◆ Task ◆
Pictures do not belong in the copy, so please give every entry below again exactly.

___ Provided records

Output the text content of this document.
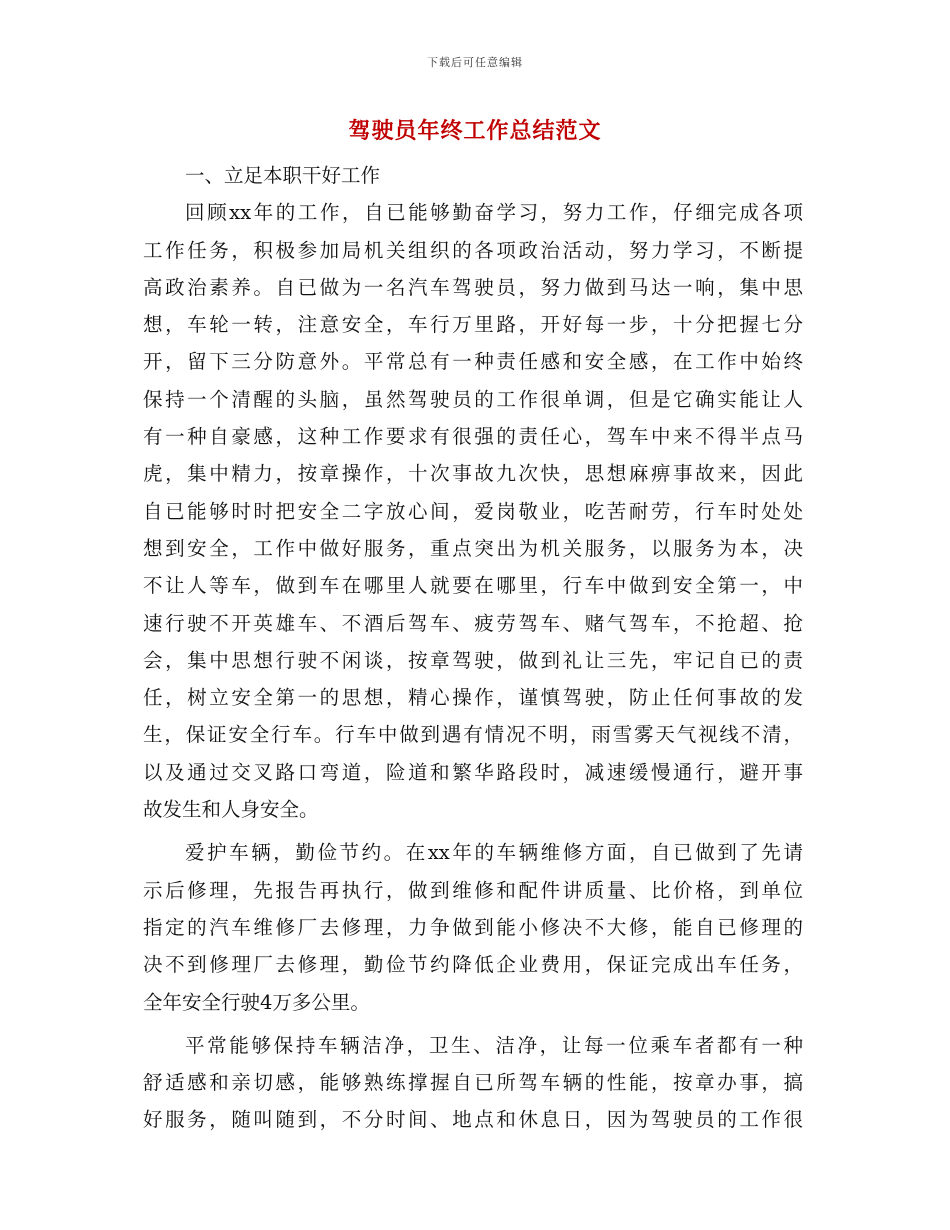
下载后可任意编辑
驾驶员年终工作总结范文
一、立足本职干好工作
回顾xx年的工作，自已能够勤奋学习，努力工作，仔细完成各项
工作任务，积极参加局机关组织的各项政治活动，努力学习，不断提
高政治素养。自已做为一名汽车驾驶员，努力做到马达一响，集中思
想，车轮一转，注意安全，车行万里路，开好每一步，十分把握七分
开，留下三分防意外。平常总有一种责任感和安全感，在工作中始终
保持一个清醒的头脑，虽然驾驶员的工作很单调，但是它确实能让人
有一种自豪感，这种工作要求有很强的责任心，驾车中来不得半点马
虎，集中精力，按章操作，十次事故九次快，思想麻痹事故来，因此
自已能够时时把安全二字放心间，爱岗敬业，吃苦耐劳，行车时处处
想到安全，工作中做好服务，重点突出为机关服务，以服务为本，决
不让人等车，做到车在哪里人就要在哪里，行车中做到安全第一，中
速行驶不开英雄车、不酒后驾车、疲劳驾车、赌气驾车，不抢超、抢
会，集中思想行驶不闲谈，按章驾驶，做到礼让三先，牢记自已的责
任，树立安全第一的思想，精心操作，谨慎驾驶，防止任何事故的发
生，保证安全行车。行车中做到遇有情况不明，雨雪雾天气视线不清，
以及通过交叉路口弯道，险道和繁华路段时，减速缓慢通行，避开事
故发生和人身安全。
爱护车辆，勤俭节约。在xx年的车辆维修方面，自已做到了先请
示后修理，先报告再执行，做到维修和配件讲质量、比价格，到单位
指定的汽车维修厂去修理，力争做到能小修决不大修，能自已修理的
决不到修理厂去修理，勤俭节约降低企业费用，保证完成出车任务，
全年安全行驶4万多公里。
平常能够保持车辆洁净，卫生、洁净，让每一位乘车者都有一种
舒适感和亲切感，能够熟练撑握自已所驾车辆的性能，按章办事，搞
好服务，随叫随到，不分时间、地点和休息日，因为驾驶员的工作很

______

◆ Solution to the exercise ◆
Output the text content of this document.
下载后可任意编辑
驾驶员年终工作总结范文
一、立足本职干好工作
回顾xx年的工作，自已能够勤奋学习，努力工作，仔细完成各项
工作任务，积极参加局机关组织的各项政治活动，努力学习，不断提
高政治素养。自已做为一名汽车驾驶员，努力做到马达一响，集中思
想，车轮一转，注意安全，车行万里路，开好每一步，十分把握七分
开，留下三分防意外。平常总有一种责任感和安全感，在工作中始终
保持一个清醒的头脑，虽然驾驶员的工作很单调，但是它确实能让人
有一种自豪感，这种工作要求有很强的责任心，驾车中来不得半点马
虎，集中精力，按章操作，十次事故九次快，思想麻痹事故来，因此
自已能够时时把安全二字放心间，爱岗敬业，吃苦耐劳，行车时处处
想到安全，工作中做好服务，重点突出为机关服务，以服务为本，决
不让人等车，做到车在哪里人就要在哪里，行车中做到安全第一，中
速行驶不开英雄车、不酒后驾车、疲劳驾车、赌气驾车，不抢超、抢
会，集中思想行驶不闲谈，按章驾驶，做到礼让三先，牢记自已的责
任，树立安全第一的思想，精心操作，谨慎驾驶，防止任何事故的发
生，保证安全行车。行车中做到遇有情况不明，雨雪雾天气视线不清，
以及通过交叉路口弯道，险道和繁华路段时，减速缓慢通行，避开事
故发生和人身安全。
爱护车辆，勤俭节约。在xx年的车辆维修方面，自已做到了先请
示后修理，先报告再执行，做到维修和配件讲质量、比价格，到单位
指定的汽车维修厂去修理，力争做到能小修决不大修，能自已修理的
决不到修理厂去修理，勤俭节约降低企业费用，保证完成出车任务，
全年安全行驶4万多公里。
平常能够保持车辆洁净，卫生、洁净，让每一位乘车者都有一种
舒适感和亲切感，能够熟练撑握自已所驾车辆的性能，按章办事，搞
好服务，随叫随到，不分时间、地点和休息日，因为驾驶员的工作很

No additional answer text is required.